'''

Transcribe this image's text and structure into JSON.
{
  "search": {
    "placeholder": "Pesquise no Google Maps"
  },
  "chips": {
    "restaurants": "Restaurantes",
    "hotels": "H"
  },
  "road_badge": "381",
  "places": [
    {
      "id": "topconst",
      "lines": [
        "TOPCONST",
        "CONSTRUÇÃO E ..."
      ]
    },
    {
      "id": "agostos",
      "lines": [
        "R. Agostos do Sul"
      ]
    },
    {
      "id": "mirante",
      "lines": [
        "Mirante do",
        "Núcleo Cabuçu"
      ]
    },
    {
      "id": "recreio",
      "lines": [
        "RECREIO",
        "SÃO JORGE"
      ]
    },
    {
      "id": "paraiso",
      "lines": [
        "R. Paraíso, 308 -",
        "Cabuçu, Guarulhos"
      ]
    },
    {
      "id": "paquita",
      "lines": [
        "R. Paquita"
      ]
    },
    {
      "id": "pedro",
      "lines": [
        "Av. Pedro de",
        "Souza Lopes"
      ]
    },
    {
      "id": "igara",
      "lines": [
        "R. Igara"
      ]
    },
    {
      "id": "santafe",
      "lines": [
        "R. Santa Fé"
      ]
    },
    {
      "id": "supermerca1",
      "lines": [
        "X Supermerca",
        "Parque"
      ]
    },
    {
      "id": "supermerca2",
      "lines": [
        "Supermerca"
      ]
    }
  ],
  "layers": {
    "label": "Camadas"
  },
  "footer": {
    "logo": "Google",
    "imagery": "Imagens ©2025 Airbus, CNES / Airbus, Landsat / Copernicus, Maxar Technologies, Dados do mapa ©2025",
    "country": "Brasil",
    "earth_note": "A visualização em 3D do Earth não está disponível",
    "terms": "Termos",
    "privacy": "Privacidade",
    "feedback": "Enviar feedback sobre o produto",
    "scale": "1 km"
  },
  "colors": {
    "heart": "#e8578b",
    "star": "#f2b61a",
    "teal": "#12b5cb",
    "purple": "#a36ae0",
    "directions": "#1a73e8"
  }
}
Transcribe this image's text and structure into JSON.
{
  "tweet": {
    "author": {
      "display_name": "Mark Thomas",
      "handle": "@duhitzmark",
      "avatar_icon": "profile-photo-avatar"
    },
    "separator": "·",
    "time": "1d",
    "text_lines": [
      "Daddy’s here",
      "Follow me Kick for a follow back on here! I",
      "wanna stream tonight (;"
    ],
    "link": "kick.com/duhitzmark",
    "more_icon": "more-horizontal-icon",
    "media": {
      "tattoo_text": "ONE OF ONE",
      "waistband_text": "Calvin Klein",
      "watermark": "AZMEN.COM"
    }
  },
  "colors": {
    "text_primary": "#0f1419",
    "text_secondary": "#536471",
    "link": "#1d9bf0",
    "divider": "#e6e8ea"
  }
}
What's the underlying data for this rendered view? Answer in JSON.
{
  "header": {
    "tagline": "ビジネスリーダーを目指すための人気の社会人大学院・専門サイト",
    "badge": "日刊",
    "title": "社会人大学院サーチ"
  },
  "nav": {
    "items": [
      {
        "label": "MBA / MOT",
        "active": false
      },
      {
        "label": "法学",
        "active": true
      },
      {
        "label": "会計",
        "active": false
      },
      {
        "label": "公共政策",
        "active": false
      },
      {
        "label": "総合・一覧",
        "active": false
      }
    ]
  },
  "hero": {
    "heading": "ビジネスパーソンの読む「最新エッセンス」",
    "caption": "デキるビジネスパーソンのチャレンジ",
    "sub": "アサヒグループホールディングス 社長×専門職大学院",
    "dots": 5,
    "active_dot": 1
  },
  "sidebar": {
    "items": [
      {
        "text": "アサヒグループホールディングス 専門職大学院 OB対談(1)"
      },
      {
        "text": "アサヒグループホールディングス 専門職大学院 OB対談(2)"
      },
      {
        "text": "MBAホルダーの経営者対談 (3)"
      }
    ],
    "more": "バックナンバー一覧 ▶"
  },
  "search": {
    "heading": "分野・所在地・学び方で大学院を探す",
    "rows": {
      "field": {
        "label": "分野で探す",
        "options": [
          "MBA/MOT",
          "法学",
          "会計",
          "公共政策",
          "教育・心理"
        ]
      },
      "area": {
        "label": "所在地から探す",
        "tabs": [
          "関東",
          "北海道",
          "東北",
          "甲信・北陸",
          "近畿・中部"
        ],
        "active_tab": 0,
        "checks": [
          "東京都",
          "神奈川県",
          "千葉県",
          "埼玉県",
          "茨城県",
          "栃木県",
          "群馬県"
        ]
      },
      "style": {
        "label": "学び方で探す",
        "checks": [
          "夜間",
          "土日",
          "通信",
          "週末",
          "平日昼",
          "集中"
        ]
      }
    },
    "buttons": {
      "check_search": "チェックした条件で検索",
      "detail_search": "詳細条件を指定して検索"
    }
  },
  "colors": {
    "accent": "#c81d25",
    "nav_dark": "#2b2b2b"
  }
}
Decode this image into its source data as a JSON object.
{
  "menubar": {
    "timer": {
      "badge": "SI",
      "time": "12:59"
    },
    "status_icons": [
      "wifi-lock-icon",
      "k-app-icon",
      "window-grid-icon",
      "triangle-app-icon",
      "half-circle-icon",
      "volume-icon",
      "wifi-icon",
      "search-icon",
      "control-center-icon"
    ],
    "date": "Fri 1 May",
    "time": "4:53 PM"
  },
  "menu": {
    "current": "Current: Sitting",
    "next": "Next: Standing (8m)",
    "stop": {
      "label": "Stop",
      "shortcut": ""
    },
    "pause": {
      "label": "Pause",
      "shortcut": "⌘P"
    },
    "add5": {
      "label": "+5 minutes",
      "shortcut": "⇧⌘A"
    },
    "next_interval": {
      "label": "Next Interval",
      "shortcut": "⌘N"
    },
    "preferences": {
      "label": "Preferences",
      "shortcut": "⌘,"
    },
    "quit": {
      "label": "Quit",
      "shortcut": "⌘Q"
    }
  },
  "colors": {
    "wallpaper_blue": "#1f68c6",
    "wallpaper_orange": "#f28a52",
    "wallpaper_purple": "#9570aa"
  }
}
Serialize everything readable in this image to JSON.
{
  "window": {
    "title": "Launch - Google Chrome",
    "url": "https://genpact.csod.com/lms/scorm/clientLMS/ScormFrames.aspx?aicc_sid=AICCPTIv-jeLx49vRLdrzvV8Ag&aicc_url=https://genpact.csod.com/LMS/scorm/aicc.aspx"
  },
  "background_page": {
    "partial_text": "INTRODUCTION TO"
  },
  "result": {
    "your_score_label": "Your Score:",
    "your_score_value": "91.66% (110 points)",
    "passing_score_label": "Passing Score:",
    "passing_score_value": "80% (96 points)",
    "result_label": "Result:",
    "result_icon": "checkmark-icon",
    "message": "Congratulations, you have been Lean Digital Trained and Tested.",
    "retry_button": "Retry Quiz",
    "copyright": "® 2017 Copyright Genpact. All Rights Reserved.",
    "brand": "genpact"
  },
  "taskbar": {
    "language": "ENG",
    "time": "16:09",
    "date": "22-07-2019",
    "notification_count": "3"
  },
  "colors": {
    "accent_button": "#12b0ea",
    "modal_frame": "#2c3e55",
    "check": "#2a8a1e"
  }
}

'''

** What the task asks **
Go through the material above line by line and copy it exactly.

** Answer in full **
Transcribe this image's text and structure into JSON.
{
  "search": {
    "placeholder": "Pesquise no Google Maps"
  },
  "chips": {
    "restaurants": "Restaurantes",
    "hotels": "H"
  },
  "road_badge": "381",
  "places": [
    {
      "id": "topconst",
      "lines": [
        "TOPCONST",
        "CONSTRUÇÃO E ..."
      ]
    },
    {
      "id": "agostos",
      "lines": [
        "R. Agostos do Sul"
      ]
    },
    {
      "id": "mirante",
      "lines": [
        "Mirante do",
        "Núcleo Cabuçu"
      ]
    },
    {
      "id": "recreio",
      "lines": [
        "RECREIO",
        "SÃO JORGE"
      ]
    },
    {
      "id": "paraiso",
      "lines": [
        "R. Paraíso, 308 -",
        "Cabuçu, Guarulhos"
      ]
    },
    {
      "id": "paquita",
      "lines": [
        "R. Paquita"
      ]
    },
    {
      "id": "pedro",
      "lines": [
        "Av. Pedro de",
        "Souza Lopes"
      ]
    },
    {
      "id": "igara",
      "lines": [
        "R. Igara"
      ]
    },
    {
      "id": "santafe",
      "lines": [
        "R. Santa Fé"
      ]
    },
    {
      "id": "supermerca1",
      "lines": [
        "X Supermerca",
        "Parque"
      ]
    },
    {
      "id": "supermerca2",
      "lines": [
        "Supermerca"
      ]
    }
  ],
  "layers": {
    "label": "Camadas"
  },
  "footer": {
    "logo": "Google",
    "imagery": "Imagens ©2025 Airbus, CNES / Airbus, Landsat / Copernicus, Maxar Technologies, Dados do mapa ©2025",
    "country": "Brasil",
    "earth_note": "A visualização em 3D do Earth não está disponível",
    "terms": "Termos",
    "privacy": "Privacidade",
    "feedback": "Enviar feedback sobre o produto",
    "scale": "1 km"
  },
  "colors": {
    "heart": "#e8578b",
    "star": "#f2b61a",
    "teal": "#12b5cb",
    "purple": "#a36ae0",
    "directions": "#1a73e8"
  }
}
Transcribe this image's text and structure into JSON.
{
  "tweet": {
    "author": {
      "display_name": "Mark Thomas",
      "handle": "@duhitzmark",
      "avatar_icon": "profile-photo-avatar"
    },
    "separator": "·",
    "time": "1d",
    "text_lines": [
      "Daddy’s here",
      "Follow me Kick for a follow back on here! I",
      "wanna stream tonight (;"
    ],
    "link": "kick.com/duhitzmark",
    "more_icon": "more-horizontal-icon",
    "media": {
      "tattoo_text": "ONE OF ONE",
      "waistband_text": "Calvin Klein",
      "watermark": "AZMEN.COM"
    }
  },
  "colors": {
    "text_primary": "#0f1419",
    "text_secondary": "#536471",
    "link": "#1d9bf0",
    "divider": "#e6e8ea"
  }
}
What's the underlying data for this rendered view? Answer in JSON.
{
  "header": {
    "tagline": "ビジネスリーダーを目指すための人気の社会人大学院・専門サイト",
    "badge": "日刊",
    "title": "社会人大学院サーチ"
  },
  "nav": {
    "items": [
      {
        "label": "MBA / MOT",
        "active": false
      },
      {
        "label": "法学",
        "active": true
      },
      {
        "label": "会計",
        "active": false
      },
      {
        "label": "公共政策",
        "active": false
      },
      {
        "label": "総合・一覧",
        "active": false
      }
    ]
  },
  "hero": {
    "heading": "ビジネスパーソンの読む「最新エッセンス」",
    "caption": "デキるビジネスパーソンのチャレンジ",
    "sub": "アサヒグループホールディングス 社長×専門職大学院",
    "dots": 5,
    "active_dot": 1
  },
  "sidebar": {
    "items": [
      {
        "text": "アサヒグループホールディングス 専門職大学院 OB対談(1)"
      },
      {
        "text": "アサヒグループホールディングス 専門職大学院 OB対談(2)"
      },
      {
        "text": "MBAホルダーの経営者対談 (3)"
      }
    ],
    "more": "バックナンバー一覧 ▶"
  },
  "search": {
    "heading": "分野・所在地・学び方で大学院を探す",
    "rows": {
      "field": {
        "label": "分野で探す",
        "options": [
          "MBA/MOT",
          "法学",
          "会計",
          "公共政策",
          "教育・心理"
        ]
      },
      "area": {
        "label": "所在地から探す",
        "tabs": [
          "関東",
          "北海道",
          "東北",
          "甲信・北陸",
          "近畿・中部"
        ],
        "active_tab": 0,
        "checks": [
          "東京都",
          "神奈川県",
          "千葉県",
          "埼玉県",
          "茨城県",
          "栃木県",
          "群馬県"
        ]
      },
      "style": {
        "label": "学び方で探す",
        "checks": [
          "夜間",
          "土日",
          "通信",
          "週末",
          "平日昼",
          "集中"
        ]
      }
    },
    "buttons": {
      "check_search": "チェックした条件で検索",
      "detail_search": "詳細条件を指定して検索"
    }
  },
  "colors": {
    "accent": "#c81d25",
    "nav_dark": "#2b2b2b"
  }
}
Decode this image into its source data as a JSON object.
{
  "menubar": {
    "timer": {
      "badge": "SI",
      "time": "12:59"
    },
    "status_icons": [
      "wifi-lock-icon",
      "k-app-icon",
      "window-grid-icon",
      "triangle-app-icon",
      "half-circle-icon",
      "volume-icon",
      "wifi-icon",
      "search-icon",
      "control-center-icon"
    ],
    "date": "Fri 1 May",
    "time": "4:53 PM"
  },
  "menu": {
    "current": "Current: Sitting",
    "next": "Next: Standing (8m)",
    "stop": {
      "label": "Stop",
      "shortcut": ""
    },
    "pause": {
      "label": "Pause",
      "shortcut": "⌘P"
    },
    "add5": {
      "label": "+5 minutes",
      "shortcut": "⇧⌘A"
    },
    "next_interval": {
      "label": "Next Interval",
      "shortcut": "⌘N"
    },
    "preferences": {
      "label": "Preferences",
      "shortcut": "⌘,"
    },
    "quit": {
      "label": "Quit",
      "shortcut": "⌘Q"
    }
  },
  "colors": {
    "wallpaper_blue": "#1f68c6",
    "wallpaper_orange": "#f28a52",
    "wallpaper_purple": "#9570aa"
  }
}
Serialize everything readable in this image to JSON.
{
  "window": {
    "title": "Launch - Google Chrome",
    "url": "https://genpact.csod.com/lms/scorm/clientLMS/ScormFrames.aspx?aicc_sid=AICCPTIv-jeLx49vRLdrzvV8Ag&aicc_url=https://genpact.csod.com/LMS/scorm/aicc.aspx"
  },
  "background_page": {
    "partial_text": "INTRODUCTION TO"
  },
  "result": {
    "your_score_label": "Your Score:",
    "your_score_value": "91.66% (110 points)",
    "passing_score_label": "Passing Score:",
    "passing_score_value": "80% (96 points)",
    "result_label": "Result:",
    "result_icon": "checkmark-icon",
    "message": "Congratulations, you have been Lean Digital Trained and Tested.",
    "retry_button": "Retry Quiz",
    "copyright": "® 2017 Copyright Genpact. All Rights Reserved.",
    "brand": "genpact"
  },
  "taskbar": {
    "language": "ENG",
    "time": "16:09",
    "date": "22-07-2019",
    "notification_count": "3"
  },
  "colors": {
    "accent_button": "#12b0ea",
    "modal_frame": "#2c3e55",
    "check": "#2a8a1e"
  }
}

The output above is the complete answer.